---- Material for the task
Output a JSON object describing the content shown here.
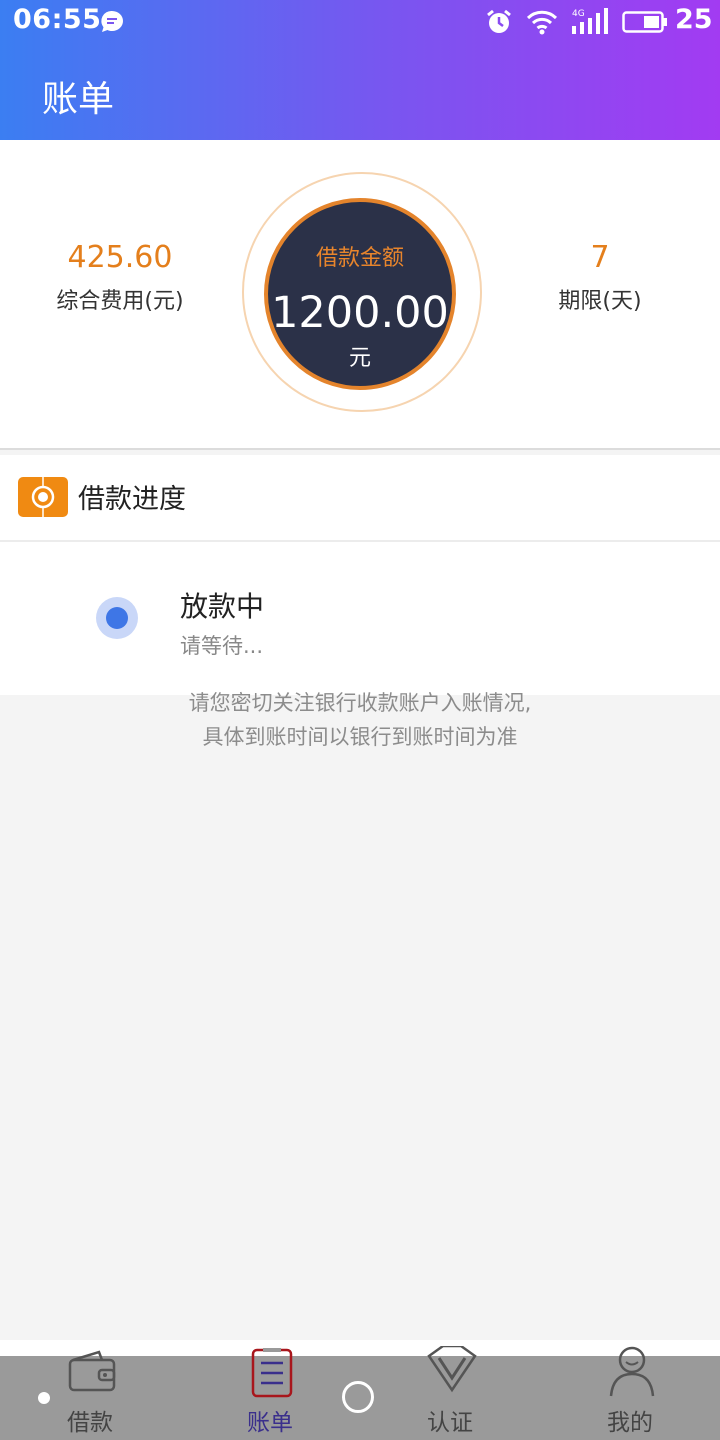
{
  "status_bar": {
    "time": "06:55",
    "network": "4G",
    "battery": "25"
  },
  "header": {
    "title": "账单"
  },
  "summary": {
    "fee_value": "425.60",
    "fee_label": "综合费用(元)",
    "amount_caption": "借款金额",
    "amount_value": "1200.00",
    "amount_unit": "元",
    "term_value": "7",
    "term_label": "期限(天)"
  },
  "progress": {
    "title": "借款进度",
    "step_title": "放款中",
    "step_subtitle": "请等待...",
    "notice_line1": "请您密切关注银行收款账户入账情况,",
    "notice_line2": "具体到账时间以银行到账时间为准"
  },
  "tabbar": {
    "items": [
      {
        "label": "借款",
        "icon": "wallet-icon"
      },
      {
        "label": "账单",
        "icon": "bill-icon",
        "active": true
      },
      {
        "label": "认证",
        "icon": "verify-icon"
      },
      {
        "label": "我的",
        "icon": "person-icon"
      }
    ]
  },
  "colors": {
    "accent": "#e47f1c",
    "header_start": "#3b7ef2",
    "header_end": "#a23bf2",
    "ring_dark": "#2b3148",
    "active_tab": "#3a2f8c"
  }
}
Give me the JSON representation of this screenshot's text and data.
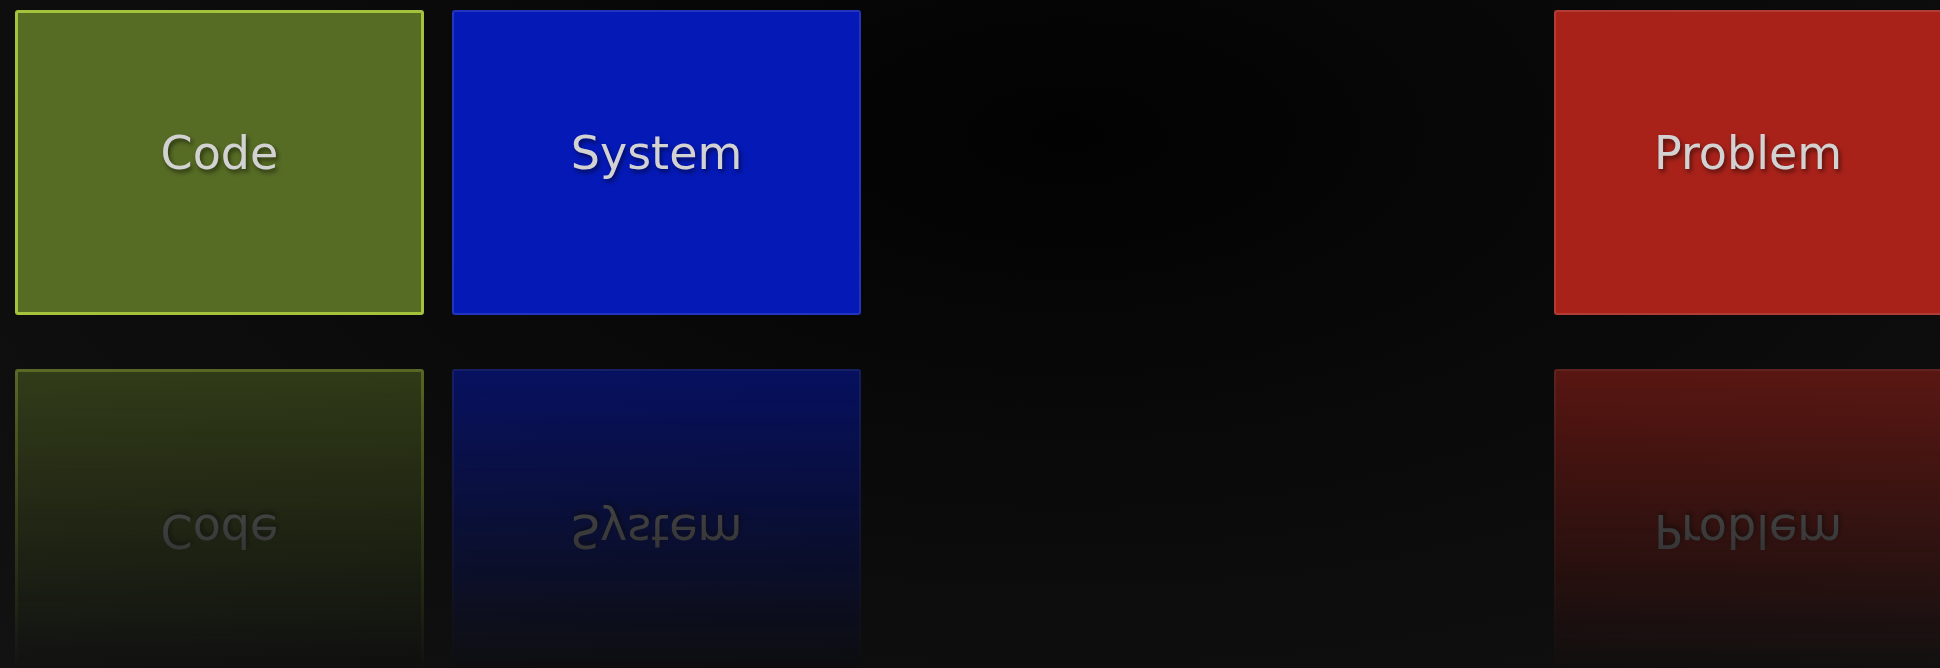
{
  "tiles": [
    {
      "label": "Code",
      "color": "#566b24",
      "selected": true
    },
    {
      "label": "System",
      "color": "#0519b6",
      "selected": false
    },
    {
      "label": "Problem",
      "color": "#a8221a",
      "selected": false
    }
  ]
}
--------
Exercise requirements :: Make a word-for-word copy of the entries, without any pictures.

Solved exercise ::
Output a JSON object describing the content shown here.
{
  "status_bar": {
    "time": "06:55",
    "network": "4G",
    "battery": "25"
  },
  "header": {
    "title": "账单"
  },
  "summary": {
    "fee_value": "425.60",
    "fee_label": "综合费用(元)",
    "amount_caption": "借款金额",
    "amount_value": "1200.00",
    "amount_unit": "元",
    "term_value": "7",
    "term_label": "期限(天)"
  },
  "progress": {
    "title": "借款进度",
    "step_title": "放款中",
    "step_subtitle": "请等待...",
    "notice_line1": "请您密切关注银行收款账户入账情况,",
    "notice_line2": "具体到账时间以银行到账时间为准"
  },
  "tabbar": {
    "items": [
      {
        "label": "借款",
        "icon": "wallet-icon"
      },
      {
        "label": "账单",
        "icon": "bill-icon",
        "active": true
      },
      {
        "label": "认证",
        "icon": "verify-icon"
      },
      {
        "label": "我的",
        "icon": "person-icon"
      }
    ]
  },
  "colors": {
    "accent": "#e47f1c",
    "header_start": "#3b7ef2",
    "header_end": "#a23bf2",
    "ring_dark": "#2b3148",
    "active_tab": "#3a2f8c"
  }
}
Give me the JSON representation of this screenshot's text and data.
{
  "tiles": [
    {
      "label": "Code",
      "color": "#566b24",
      "selected": true
    },
    {
      "label": "System",
      "color": "#0519b6",
      "selected": false
    },
    {
      "label": "Problem",
      "color": "#a8221a",
      "selected": false
    }
  ]
}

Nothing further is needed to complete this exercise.